• **WHAT THE TASK ASKS**
Please count the lines below that contain the word "KATALIN", and reply with that number alone.

• **Stored records**
## Start

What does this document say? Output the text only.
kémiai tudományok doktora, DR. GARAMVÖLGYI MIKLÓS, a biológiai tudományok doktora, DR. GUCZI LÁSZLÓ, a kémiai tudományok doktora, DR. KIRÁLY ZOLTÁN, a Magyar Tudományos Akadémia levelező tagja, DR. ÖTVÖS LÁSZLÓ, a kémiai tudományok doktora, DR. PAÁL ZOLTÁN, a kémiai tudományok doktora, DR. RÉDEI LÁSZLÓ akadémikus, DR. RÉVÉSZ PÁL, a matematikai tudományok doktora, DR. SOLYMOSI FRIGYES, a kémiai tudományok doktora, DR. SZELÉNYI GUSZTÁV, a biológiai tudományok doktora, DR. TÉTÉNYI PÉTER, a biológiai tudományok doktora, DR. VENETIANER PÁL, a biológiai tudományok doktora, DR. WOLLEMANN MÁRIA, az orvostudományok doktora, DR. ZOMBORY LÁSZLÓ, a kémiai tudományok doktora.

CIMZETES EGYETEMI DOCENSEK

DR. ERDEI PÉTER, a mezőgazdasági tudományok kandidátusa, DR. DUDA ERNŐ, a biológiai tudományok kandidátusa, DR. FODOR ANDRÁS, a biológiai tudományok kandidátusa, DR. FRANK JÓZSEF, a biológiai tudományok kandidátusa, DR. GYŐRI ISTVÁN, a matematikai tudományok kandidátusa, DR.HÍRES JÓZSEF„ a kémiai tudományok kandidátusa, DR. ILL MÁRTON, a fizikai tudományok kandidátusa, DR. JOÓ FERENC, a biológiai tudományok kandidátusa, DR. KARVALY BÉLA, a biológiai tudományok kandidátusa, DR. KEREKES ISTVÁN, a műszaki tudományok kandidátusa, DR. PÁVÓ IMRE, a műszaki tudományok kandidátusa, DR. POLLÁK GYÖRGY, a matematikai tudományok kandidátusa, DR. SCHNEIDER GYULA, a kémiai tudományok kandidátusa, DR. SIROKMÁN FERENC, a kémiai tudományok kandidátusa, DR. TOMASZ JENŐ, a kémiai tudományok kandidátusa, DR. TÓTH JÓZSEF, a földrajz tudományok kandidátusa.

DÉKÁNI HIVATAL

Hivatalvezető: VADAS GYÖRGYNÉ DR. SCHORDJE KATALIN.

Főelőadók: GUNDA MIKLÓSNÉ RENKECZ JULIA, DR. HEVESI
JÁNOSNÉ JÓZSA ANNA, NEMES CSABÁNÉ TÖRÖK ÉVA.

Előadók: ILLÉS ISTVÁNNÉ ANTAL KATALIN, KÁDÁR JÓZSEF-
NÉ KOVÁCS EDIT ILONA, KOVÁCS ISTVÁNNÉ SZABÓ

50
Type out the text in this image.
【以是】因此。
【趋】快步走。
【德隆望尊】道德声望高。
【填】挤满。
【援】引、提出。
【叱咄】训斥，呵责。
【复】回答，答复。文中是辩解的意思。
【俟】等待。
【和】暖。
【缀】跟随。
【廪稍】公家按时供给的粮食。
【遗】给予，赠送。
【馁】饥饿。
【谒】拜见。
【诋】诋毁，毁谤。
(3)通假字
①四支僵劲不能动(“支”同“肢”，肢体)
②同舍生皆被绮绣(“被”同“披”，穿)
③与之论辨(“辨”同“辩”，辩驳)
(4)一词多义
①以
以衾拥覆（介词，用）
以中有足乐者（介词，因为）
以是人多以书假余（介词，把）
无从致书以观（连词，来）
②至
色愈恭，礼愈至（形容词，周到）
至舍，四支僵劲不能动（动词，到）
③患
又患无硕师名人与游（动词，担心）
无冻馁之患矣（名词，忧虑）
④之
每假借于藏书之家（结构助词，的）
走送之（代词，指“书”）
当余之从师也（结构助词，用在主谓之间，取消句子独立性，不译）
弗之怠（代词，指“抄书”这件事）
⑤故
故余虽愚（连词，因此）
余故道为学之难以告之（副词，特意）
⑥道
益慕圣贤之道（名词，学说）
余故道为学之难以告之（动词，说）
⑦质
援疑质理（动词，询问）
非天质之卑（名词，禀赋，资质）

## End

• **CORRECT ANSWER**
2